___ Information shown ___

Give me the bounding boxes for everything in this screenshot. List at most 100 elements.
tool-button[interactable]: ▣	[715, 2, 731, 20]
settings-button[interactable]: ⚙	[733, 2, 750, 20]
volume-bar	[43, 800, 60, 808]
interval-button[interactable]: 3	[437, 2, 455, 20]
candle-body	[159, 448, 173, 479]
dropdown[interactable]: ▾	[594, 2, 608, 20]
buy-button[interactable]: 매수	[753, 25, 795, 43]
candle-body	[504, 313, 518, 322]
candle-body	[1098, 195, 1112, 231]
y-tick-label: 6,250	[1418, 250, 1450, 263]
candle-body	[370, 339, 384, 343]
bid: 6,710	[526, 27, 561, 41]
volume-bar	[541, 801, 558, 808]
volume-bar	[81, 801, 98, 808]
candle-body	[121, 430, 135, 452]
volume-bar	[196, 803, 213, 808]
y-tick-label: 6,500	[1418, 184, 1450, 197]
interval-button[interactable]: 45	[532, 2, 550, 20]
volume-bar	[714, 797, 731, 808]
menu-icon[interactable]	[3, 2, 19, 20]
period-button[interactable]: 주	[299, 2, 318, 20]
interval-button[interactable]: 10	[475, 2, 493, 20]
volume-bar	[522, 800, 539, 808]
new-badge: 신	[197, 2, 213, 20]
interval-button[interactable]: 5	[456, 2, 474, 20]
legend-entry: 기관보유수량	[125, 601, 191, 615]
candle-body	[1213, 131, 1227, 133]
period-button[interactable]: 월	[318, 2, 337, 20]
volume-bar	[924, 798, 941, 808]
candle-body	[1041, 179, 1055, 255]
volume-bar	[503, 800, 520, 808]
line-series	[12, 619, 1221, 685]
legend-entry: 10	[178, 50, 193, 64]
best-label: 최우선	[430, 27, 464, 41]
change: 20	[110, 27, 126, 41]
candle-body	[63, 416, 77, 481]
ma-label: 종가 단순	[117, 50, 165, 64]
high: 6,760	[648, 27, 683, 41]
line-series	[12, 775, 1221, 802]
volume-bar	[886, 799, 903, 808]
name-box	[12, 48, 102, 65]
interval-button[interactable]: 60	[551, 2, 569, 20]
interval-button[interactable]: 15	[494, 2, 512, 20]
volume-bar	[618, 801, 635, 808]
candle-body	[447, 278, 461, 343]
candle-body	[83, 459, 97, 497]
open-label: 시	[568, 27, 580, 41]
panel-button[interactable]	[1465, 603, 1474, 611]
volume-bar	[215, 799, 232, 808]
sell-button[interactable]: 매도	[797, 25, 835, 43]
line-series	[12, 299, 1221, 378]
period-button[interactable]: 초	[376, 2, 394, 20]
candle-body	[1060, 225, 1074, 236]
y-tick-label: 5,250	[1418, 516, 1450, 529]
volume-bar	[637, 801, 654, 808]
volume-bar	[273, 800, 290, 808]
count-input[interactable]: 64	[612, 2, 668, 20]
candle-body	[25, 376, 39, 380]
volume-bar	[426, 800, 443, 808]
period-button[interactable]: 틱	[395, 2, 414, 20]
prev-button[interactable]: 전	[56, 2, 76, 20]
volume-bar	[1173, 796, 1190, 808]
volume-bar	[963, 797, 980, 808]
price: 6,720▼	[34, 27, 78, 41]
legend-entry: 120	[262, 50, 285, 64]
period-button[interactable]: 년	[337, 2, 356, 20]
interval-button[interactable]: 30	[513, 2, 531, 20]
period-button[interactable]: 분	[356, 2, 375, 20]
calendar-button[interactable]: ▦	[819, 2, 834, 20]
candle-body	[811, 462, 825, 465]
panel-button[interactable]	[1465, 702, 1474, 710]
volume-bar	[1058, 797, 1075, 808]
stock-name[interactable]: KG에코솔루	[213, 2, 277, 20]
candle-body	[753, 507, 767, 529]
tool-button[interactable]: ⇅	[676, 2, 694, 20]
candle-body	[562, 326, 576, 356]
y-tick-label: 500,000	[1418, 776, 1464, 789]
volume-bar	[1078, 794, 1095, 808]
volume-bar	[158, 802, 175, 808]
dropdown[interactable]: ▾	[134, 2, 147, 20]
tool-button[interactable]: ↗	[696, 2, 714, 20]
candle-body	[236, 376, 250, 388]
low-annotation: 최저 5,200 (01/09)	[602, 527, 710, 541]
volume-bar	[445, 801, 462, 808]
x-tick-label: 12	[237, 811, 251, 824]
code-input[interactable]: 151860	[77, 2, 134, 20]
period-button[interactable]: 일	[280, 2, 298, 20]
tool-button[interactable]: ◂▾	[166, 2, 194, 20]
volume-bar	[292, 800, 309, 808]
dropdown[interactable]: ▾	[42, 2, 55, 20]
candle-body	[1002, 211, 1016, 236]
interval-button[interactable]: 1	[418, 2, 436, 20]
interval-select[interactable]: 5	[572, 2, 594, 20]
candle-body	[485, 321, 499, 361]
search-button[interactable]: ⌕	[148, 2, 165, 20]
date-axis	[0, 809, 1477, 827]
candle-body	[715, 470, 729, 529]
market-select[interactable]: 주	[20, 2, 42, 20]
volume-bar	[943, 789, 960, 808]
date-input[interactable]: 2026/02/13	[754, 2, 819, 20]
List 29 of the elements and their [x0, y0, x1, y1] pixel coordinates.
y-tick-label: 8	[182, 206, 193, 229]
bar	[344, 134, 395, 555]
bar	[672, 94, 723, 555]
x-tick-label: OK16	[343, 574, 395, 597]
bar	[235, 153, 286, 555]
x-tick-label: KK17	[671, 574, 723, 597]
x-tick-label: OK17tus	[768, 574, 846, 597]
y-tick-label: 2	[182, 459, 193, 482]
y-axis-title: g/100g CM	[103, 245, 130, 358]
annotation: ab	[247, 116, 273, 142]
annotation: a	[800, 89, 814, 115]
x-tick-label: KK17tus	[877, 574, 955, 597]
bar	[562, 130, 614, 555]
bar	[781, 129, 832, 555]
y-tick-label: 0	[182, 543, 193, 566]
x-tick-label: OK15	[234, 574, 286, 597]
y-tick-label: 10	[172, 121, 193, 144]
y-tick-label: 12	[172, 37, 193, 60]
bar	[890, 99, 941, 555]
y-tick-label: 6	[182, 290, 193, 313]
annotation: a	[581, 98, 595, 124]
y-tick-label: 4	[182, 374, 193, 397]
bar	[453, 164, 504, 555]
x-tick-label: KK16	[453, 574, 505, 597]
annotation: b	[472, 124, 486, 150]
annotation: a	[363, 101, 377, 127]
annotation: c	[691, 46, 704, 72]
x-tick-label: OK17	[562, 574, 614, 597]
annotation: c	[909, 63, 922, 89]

___

Repeat every one of the lines above word for word.

Give me the bounding boxes for everything in this screenshot. List at most 100 elements.
tool-button[interactable]: ▣	[715, 2, 731, 20]
settings-button[interactable]: ⚙	[733, 2, 750, 20]
volume-bar	[43, 800, 60, 808]
interval-button[interactable]: 3	[437, 2, 455, 20]
candle-body	[159, 448, 173, 479]
dropdown[interactable]: ▾	[594, 2, 608, 20]
buy-button[interactable]: 매수	[753, 25, 795, 43]
candle-body	[504, 313, 518, 322]
candle-body	[1098, 195, 1112, 231]
y-tick-label: 6,250	[1418, 250, 1450, 263]
candle-body	[370, 339, 384, 343]
bid: 6,710	[526, 27, 561, 41]
volume-bar	[541, 801, 558, 808]
volume-bar	[81, 801, 98, 808]
candle-body	[121, 430, 135, 452]
volume-bar	[196, 803, 213, 808]
y-tick-label: 6,500	[1418, 184, 1450, 197]
interval-button[interactable]: 45	[532, 2, 550, 20]
volume-bar	[714, 797, 731, 808]
menu-icon[interactable]	[3, 2, 19, 20]
period-button[interactable]: 주	[299, 2, 318, 20]
interval-button[interactable]: 10	[475, 2, 493, 20]
volume-bar	[522, 800, 539, 808]
new-badge: 신	[197, 2, 213, 20]
interval-button[interactable]: 5	[456, 2, 474, 20]
legend-entry: 기관보유수량	[125, 601, 191, 615]
candle-body	[1213, 131, 1227, 133]
period-button[interactable]: 월	[318, 2, 337, 20]
volume-bar	[924, 798, 941, 808]
candle-body	[1041, 179, 1055, 255]
volume-bar	[503, 800, 520, 808]
line-series	[12, 619, 1221, 685]
legend-entry: 10	[178, 50, 193, 64]
best-label: 최우선	[430, 27, 464, 41]
change: 20	[110, 27, 126, 41]
candle-body	[63, 416, 77, 481]
ma-label: 종가 단순	[117, 50, 165, 64]
high: 6,760	[648, 27, 683, 41]
line-series	[12, 775, 1221, 802]
volume-bar	[886, 799, 903, 808]
name-box	[12, 48, 102, 65]
interval-button[interactable]: 60	[551, 2, 569, 20]
interval-button[interactable]: 15	[494, 2, 512, 20]
volume-bar	[618, 801, 635, 808]
candle-body	[447, 278, 461, 343]
candle-body	[83, 459, 97, 497]
open-label: 시	[568, 27, 580, 41]
panel-button[interactable]	[1465, 603, 1474, 611]
volume-bar	[215, 799, 232, 808]
sell-button[interactable]: 매도	[797, 25, 835, 43]
line-series	[12, 299, 1221, 378]
period-button[interactable]: 초	[376, 2, 394, 20]
candle-body	[1060, 225, 1074, 236]
y-tick-label: 5,250	[1418, 516, 1450, 529]
volume-bar	[637, 801, 654, 808]
volume-bar	[273, 800, 290, 808]
count-input[interactable]: 64	[612, 2, 668, 20]
candle-body	[25, 376, 39, 380]
volume-bar	[426, 800, 443, 808]
period-button[interactable]: 틱	[395, 2, 414, 20]
prev-button[interactable]: 전	[56, 2, 76, 20]
volume-bar	[1173, 796, 1190, 808]
volume-bar	[963, 797, 980, 808]
price: 6,720▼	[34, 27, 78, 41]
legend-entry: 120	[262, 50, 285, 64]
period-button[interactable]: 년	[337, 2, 356, 20]
interval-button[interactable]: 30	[513, 2, 531, 20]
period-button[interactable]: 분	[356, 2, 375, 20]
calendar-button[interactable]: ▦	[819, 2, 834, 20]
candle-body	[811, 462, 825, 465]
panel-button[interactable]	[1465, 702, 1474, 710]
volume-bar	[1058, 797, 1075, 808]
stock-name[interactable]: KG에코솔루	[213, 2, 277, 20]
candle-body	[753, 507, 767, 529]
tool-button[interactable]: ⇅	[676, 2, 694, 20]
candle-body	[562, 326, 576, 356]
y-tick-label: 500,000	[1418, 776, 1464, 789]
volume-bar	[1078, 794, 1095, 808]
volume-bar	[158, 802, 175, 808]
dropdown[interactable]: ▾	[134, 2, 147, 20]
tool-button[interactable]: ↗	[696, 2, 714, 20]
candle-body	[236, 376, 250, 388]
low-annotation: 최저 5,200 (01/09)	[602, 527, 710, 541]
volume-bar	[445, 801, 462, 808]
x-tick-label: 12	[237, 811, 251, 824]
code-input[interactable]: 151860	[77, 2, 134, 20]
period-button[interactable]: 일	[280, 2, 298, 20]
tool-button[interactable]: ◂▾	[166, 2, 194, 20]
volume-bar	[292, 800, 309, 808]
dropdown[interactable]: ▾	[42, 2, 55, 20]
candle-body	[1002, 211, 1016, 236]
interval-button[interactable]: 1	[418, 2, 436, 20]
interval-select[interactable]: 5	[572, 2, 594, 20]
candle-body	[485, 321, 499, 361]
search-button[interactable]: ⌕	[148, 2, 165, 20]
date-axis	[0, 809, 1477, 827]
candle-body	[715, 470, 729, 529]
market-select[interactable]: 주	[20, 2, 42, 20]
volume-bar	[943, 789, 960, 808]
date-input[interactable]: 2026/02/13	[754, 2, 819, 20]
List 29 of the elements and their [x0, y0, x1, y1] pixel coordinates.
y-tick-label: 8	[182, 206, 193, 229]
bar	[344, 134, 395, 555]
bar	[672, 94, 723, 555]
x-tick-label: OK16	[343, 574, 395, 597]
bar	[235, 153, 286, 555]
x-tick-label: KK17	[671, 574, 723, 597]
x-tick-label: OK17tus	[768, 574, 846, 597]
y-tick-label: 2	[182, 459, 193, 482]
y-axis-title: g/100g CM	[103, 245, 130, 358]
annotation: ab	[247, 116, 273, 142]
annotation: a	[800, 89, 814, 115]
x-tick-label: KK17tus	[877, 574, 955, 597]
bar	[562, 130, 614, 555]
bar	[781, 129, 832, 555]
y-tick-label: 0	[182, 543, 193, 566]
x-tick-label: OK15	[234, 574, 286, 597]
y-tick-label: 10	[172, 121, 193, 144]
y-tick-label: 12	[172, 37, 193, 60]
bar	[890, 99, 941, 555]
y-tick-label: 6	[182, 290, 193, 313]
annotation: a	[581, 98, 595, 124]
y-tick-label: 4	[182, 374, 193, 397]
bar	[453, 164, 504, 555]
x-tick-label: KK16	[453, 574, 505, 597]
annotation: b	[472, 124, 486, 150]
annotation: a	[363, 101, 377, 127]
annotation: c	[691, 46, 704, 72]
x-tick-label: OK17	[562, 574, 614, 597]
annotation: c	[909, 63, 922, 89]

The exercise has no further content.